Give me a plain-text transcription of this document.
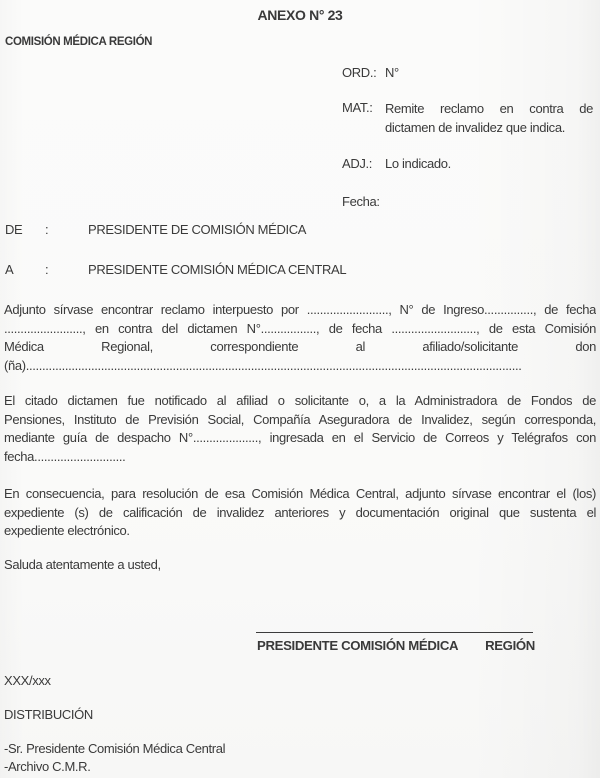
ANEXO N° 23
COMISIÓN MÉDICA REGIÓN
ORD.: N°
MAT.: Remite reclamo en contra de
dictamen de invalidez que indica.
ADJ.: Lo indicado.
Fecha:
DE	:	PRESIDENTE DE COMISIÓN MÉDICA
A	:	PRESIDENTE COMISIÓN MÉDICA CENTRAL
Adjunto sírvase encontrar reclamo interpuesto por ........................., N° de Ingreso..............., de fecha
........................, en contra del dictamen N°................., de fecha .........................., de esta Comisión
Médica Regional, correspondiente al afiliado/solicitante don
(ña)........................................................................................................................................................
El citado dictamen fue notificado al afiliad o solicitante o, a la Administradora de Fondos de
Pensiones, Instituto de Previsión Social, Compañía Aseguradora de Invalidez, según corresponda,
mediante guía de despacho N°...................., ingresada en el Servicio de Correos y Telégrafos con
fecha............................
En consecuencia, para resolución de esa Comisión Médica Central, adjunto sírvase encontrar el (los)
expediente (s) de calificación de invalidez anteriores y documentación original que sustenta el
expediente electrónico.
Saluda atentamente a usted,
PRESIDENTE COMISIÓN MÉDICA REGIÓN
XXX/xxx
DISTRIBUCIÓN
-Sr. Presidente Comisión Médica Central
-Archivo C.M.R.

-- What you should do --
The records above need to be restated word for word, with the pictures left out.

-- Exercise output --
Give me a plain-text transcription of this document.
ANEXO N° 23
COMISIÓN MÉDICA REGIÓN
ORD.: N°
MAT.: Remite reclamo en contra de
dictamen de invalidez que indica.
ADJ.: Lo indicado.
Fecha:
DE	:	PRESIDENTE DE COMISIÓN MÉDICA
A	:	PRESIDENTE COMISIÓN MÉDICA CENTRAL
Adjunto sírvase encontrar reclamo interpuesto por ........................., N° de Ingreso..............., de fecha
........................, en contra del dictamen N°................., de fecha .........................., de esta Comisión
Médica Regional, correspondiente al afiliado/solicitante don
(ña)........................................................................................................................................................
El citado dictamen fue notificado al afiliad o solicitante o, a la Administradora de Fondos de
Pensiones, Instituto de Previsión Social, Compañía Aseguradora de Invalidez, según corresponda,
mediante guía de despacho N°...................., ingresada en el Servicio de Correos y Telégrafos con
fecha............................
En consecuencia, para resolución de esa Comisión Médica Central, adjunto sírvase encontrar el (los)
expediente (s) de calificación de invalidez anteriores y documentación original que sustenta el
expediente electrónico.
Saluda atentamente a usted,
PRESIDENTE COMISIÓN MÉDICA REGIÓN
XXX/xxx
DISTRIBUCIÓN
-Sr. Presidente Comisión Médica Central
-Archivo C.M.R.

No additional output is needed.